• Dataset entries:
..........

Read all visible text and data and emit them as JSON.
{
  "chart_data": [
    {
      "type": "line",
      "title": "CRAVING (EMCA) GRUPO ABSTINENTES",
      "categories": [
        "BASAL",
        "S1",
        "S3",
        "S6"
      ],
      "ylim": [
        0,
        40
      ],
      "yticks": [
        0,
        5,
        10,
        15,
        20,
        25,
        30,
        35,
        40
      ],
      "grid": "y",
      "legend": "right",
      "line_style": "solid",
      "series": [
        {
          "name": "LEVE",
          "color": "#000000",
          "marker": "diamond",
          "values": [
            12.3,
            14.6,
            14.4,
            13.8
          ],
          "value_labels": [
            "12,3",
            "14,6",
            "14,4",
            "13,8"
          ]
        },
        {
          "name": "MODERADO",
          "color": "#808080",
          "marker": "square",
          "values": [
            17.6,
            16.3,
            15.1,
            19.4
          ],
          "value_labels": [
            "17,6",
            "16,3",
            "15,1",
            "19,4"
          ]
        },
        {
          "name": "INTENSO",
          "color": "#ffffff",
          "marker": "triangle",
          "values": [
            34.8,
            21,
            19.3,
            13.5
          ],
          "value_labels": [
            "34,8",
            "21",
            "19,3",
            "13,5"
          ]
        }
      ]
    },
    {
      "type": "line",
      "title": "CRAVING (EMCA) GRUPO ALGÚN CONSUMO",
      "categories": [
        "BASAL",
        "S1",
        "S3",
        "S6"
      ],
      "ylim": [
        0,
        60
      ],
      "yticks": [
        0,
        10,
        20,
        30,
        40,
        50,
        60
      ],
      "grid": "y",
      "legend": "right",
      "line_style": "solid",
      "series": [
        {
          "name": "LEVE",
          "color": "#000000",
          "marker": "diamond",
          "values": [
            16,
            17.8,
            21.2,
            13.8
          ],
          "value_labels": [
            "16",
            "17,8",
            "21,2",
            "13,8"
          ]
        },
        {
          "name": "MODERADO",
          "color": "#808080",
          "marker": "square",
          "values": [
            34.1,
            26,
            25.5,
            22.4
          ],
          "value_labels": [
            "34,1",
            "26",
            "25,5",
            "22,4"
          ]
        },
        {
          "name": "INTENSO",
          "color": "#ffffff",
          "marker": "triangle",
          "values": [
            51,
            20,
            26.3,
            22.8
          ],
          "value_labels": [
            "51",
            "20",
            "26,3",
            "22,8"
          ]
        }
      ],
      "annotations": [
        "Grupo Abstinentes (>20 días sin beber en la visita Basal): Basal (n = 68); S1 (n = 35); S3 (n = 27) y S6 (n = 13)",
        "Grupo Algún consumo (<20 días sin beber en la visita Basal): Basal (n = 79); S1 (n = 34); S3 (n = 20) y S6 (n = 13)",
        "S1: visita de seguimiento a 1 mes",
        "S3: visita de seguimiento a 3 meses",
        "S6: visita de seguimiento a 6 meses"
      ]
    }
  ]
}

..........

• TASK DESCRIPTION: Print every entry exactly as written.

• RESULT OF THIS TASK:
Read all visible text and data and emit them as JSON.
{
  "chart_data": [
    {
      "type": "line",
      "title": "CRAVING (EMCA) GRUPO ABSTINENTES",
      "categories": [
        "BASAL",
        "S1",
        "S3",
        "S6"
      ],
      "ylim": [
        0,
        40
      ],
      "yticks": [
        0,
        5,
        10,
        15,
        20,
        25,
        30,
        35,
        40
      ],
      "grid": "y",
      "legend": "right",
      "line_style": "solid",
      "series": [
        {
          "name": "LEVE",
          "color": "#000000",
          "marker": "diamond",
          "values": [
            12.3,
            14.6,
            14.4,
            13.8
          ],
          "value_labels": [
            "12,3",
            "14,6",
            "14,4",
            "13,8"
          ]
        },
        {
          "name": "MODERADO",
          "color": "#808080",
          "marker": "square",
          "values": [
            17.6,
            16.3,
            15.1,
            19.4
          ],
          "value_labels": [
            "17,6",
            "16,3",
            "15,1",
            "19,4"
          ]
        },
        {
          "name": "INTENSO",
          "color": "#ffffff",
          "marker": "triangle",
          "values": [
            34.8,
            21,
            19.3,
            13.5
          ],
          "value_labels": [
            "34,8",
            "21",
            "19,3",
            "13,5"
          ]
        }
      ]
    },
    {
      "type": "line",
      "title": "CRAVING (EMCA) GRUPO ALGÚN CONSUMO",
      "categories": [
        "BASAL",
        "S1",
        "S3",
        "S6"
      ],
      "ylim": [
        0,
        60
      ],
      "yticks": [
        0,
        10,
        20,
        30,
        40,
        50,
        60
      ],
      "grid": "y",
      "legend": "right",
      "line_style": "solid",
      "series": [
        {
          "name": "LEVE",
          "color": "#000000",
          "marker": "diamond",
          "values": [
            16,
            17.8,
            21.2,
            13.8
          ],
          "value_labels": [
            "16",
            "17,8",
            "21,2",
            "13,8"
          ]
        },
        {
          "name": "MODERADO",
          "color": "#808080",
          "marker": "square",
          "values": [
            34.1,
            26,
            25.5,
            22.4
          ],
          "value_labels": [
            "34,1",
            "26",
            "25,5",
            "22,4"
          ]
        },
        {
          "name": "INTENSO",
          "color": "#ffffff",
          "marker": "triangle",
          "values": [
            51,
            20,
            26.3,
            22.8
          ],
          "value_labels": [
            "51",
            "20",
            "26,3",
            "22,8"
          ]
        }
      ],
      "annotations": [
        "Grupo Abstinentes (>20 días sin beber en la visita Basal): Basal (n = 68); S1 (n = 35); S3 (n = 27) y S6 (n = 13)",
        "Grupo Algún consumo (<20 días sin beber en la visita Basal): Basal (n = 79); S1 (n = 34); S3 (n = 20) y S6 (n = 13)",
        "S1: visita de seguimiento a 1 mes",
        "S3: visita de seguimiento a 3 meses",
        "S6: visita de seguimiento a 6 meses"
      ]
    }
  ]
}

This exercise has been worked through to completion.